Texte du document →
--------------------------------------------------
A celui qui, symboliquement, trucida mon père à ma place, ce roman drôle et formidable ; afin que tu te détendes l’anneau pylorique entre deux séances de micro, que tu n’oublies pas ton pupille, et en témoignage de mon affection.
Bon vent, cher Maître.
PL
“Tu me marches sur les pieds !” Réplique dans le le brouillard tirée de Les yeux d’Ulysse, d’Ange Elopoulos.
Funeste destin pour ce livre qui s’est retrouvé sur les étalages d’un bouquiniste, loin de son propriétaire, détruisant ironiquement l’affection du pupille pour son maître… Et qui a fait mon bonheur de lecteur pendant quelques semaines.
Voici un livre qu’on n’oublie pas. Tout d’abord, une préface de Walker Percy qui raconte comment il a rencontré la mère de l’écrivain et comment il s’est retrouvé avec entre les mains un manuscrit, un gribouillis infâme, qu’il s’est forcé à commencer sous l’insistance de la dame, persuadée que c’était un grand roman. Emporté par la lecture, il se demande comment il se fait que personne n’avait souhaité le publier.
--------------------------------------------------
Liste des activités →
1) Selon le texte du document, qui a écrit la préface du livre ?
2) Recopiez mot pour mot tout le passage du texte du document qui va de « A celui qui, symboliquement, trucida » jusqu'à « vent, cher Maître. ».
--------------------------------------------------
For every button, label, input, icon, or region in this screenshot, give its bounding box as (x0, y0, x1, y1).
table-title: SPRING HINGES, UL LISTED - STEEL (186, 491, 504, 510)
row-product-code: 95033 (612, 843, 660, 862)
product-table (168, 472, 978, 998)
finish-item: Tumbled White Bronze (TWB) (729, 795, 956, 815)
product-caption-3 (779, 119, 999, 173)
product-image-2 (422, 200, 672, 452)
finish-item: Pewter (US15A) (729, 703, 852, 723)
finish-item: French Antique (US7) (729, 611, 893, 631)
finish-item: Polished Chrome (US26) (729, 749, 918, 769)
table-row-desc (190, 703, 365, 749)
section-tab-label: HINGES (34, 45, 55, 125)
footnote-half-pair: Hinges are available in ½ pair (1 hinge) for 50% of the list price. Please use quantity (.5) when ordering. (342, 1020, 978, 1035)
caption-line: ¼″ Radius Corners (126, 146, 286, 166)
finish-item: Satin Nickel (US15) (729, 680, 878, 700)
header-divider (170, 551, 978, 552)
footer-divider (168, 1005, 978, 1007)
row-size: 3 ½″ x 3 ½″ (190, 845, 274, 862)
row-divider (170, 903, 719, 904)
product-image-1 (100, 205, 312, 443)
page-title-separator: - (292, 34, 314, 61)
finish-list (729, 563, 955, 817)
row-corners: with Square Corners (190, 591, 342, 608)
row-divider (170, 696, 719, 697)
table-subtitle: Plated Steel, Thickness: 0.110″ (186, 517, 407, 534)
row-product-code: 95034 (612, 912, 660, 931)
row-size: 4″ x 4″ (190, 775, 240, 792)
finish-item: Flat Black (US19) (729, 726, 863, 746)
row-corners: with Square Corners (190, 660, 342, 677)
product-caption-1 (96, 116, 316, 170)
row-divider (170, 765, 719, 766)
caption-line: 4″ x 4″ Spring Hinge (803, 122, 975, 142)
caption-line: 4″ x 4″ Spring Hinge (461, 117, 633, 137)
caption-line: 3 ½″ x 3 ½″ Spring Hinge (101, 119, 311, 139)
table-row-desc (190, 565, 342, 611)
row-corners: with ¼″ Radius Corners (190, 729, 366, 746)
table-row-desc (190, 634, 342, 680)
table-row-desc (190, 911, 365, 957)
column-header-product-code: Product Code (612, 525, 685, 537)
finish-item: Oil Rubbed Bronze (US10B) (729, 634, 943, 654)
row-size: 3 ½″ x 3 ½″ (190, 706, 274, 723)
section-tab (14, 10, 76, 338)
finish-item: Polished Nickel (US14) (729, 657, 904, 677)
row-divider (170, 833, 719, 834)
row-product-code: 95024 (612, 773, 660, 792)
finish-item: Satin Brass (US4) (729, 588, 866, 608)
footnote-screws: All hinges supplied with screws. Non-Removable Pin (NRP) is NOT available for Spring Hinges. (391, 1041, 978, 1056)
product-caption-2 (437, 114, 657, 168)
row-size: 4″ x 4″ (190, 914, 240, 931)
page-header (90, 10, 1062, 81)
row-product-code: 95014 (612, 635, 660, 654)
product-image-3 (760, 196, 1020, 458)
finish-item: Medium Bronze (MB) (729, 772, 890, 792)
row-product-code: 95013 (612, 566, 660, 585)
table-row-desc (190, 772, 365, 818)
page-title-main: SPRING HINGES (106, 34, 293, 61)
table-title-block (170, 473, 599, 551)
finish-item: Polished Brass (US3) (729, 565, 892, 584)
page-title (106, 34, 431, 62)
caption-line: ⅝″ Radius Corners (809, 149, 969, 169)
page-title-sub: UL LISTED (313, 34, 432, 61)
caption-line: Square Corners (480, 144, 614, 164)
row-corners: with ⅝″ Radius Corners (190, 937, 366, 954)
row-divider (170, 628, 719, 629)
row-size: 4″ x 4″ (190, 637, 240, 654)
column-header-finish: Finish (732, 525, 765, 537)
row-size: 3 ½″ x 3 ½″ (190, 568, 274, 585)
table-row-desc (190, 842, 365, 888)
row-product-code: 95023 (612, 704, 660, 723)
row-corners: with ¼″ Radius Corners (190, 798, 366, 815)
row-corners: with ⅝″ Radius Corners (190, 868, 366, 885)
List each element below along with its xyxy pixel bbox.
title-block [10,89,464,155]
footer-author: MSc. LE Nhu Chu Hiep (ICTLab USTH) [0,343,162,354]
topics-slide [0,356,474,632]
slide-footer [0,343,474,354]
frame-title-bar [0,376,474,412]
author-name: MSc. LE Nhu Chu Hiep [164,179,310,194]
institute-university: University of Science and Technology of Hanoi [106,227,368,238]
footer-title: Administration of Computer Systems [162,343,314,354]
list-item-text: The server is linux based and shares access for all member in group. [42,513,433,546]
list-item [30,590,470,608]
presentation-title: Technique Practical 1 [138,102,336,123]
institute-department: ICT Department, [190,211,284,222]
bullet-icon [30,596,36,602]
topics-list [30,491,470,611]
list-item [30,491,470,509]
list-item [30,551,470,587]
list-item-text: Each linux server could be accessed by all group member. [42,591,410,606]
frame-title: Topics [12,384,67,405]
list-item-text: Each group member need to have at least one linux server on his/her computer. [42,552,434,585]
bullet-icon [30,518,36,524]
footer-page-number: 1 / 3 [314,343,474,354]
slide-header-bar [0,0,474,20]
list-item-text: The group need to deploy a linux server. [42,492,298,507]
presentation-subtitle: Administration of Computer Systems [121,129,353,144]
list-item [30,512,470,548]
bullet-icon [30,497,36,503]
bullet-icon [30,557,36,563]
--------------------------------------------------
Solutions par tâche →
1) La préface est de Walker Percy.

2)
A celui qui, symboliquement, trucida mon père à ma place, ce roman drôle et formidable ; afin que tu te détendes l’anneau pylorique entre deux séances de micro, que tu n’oublies pas ton pupille, et en témoignage de mon affection.
Bon vent, cher Maître.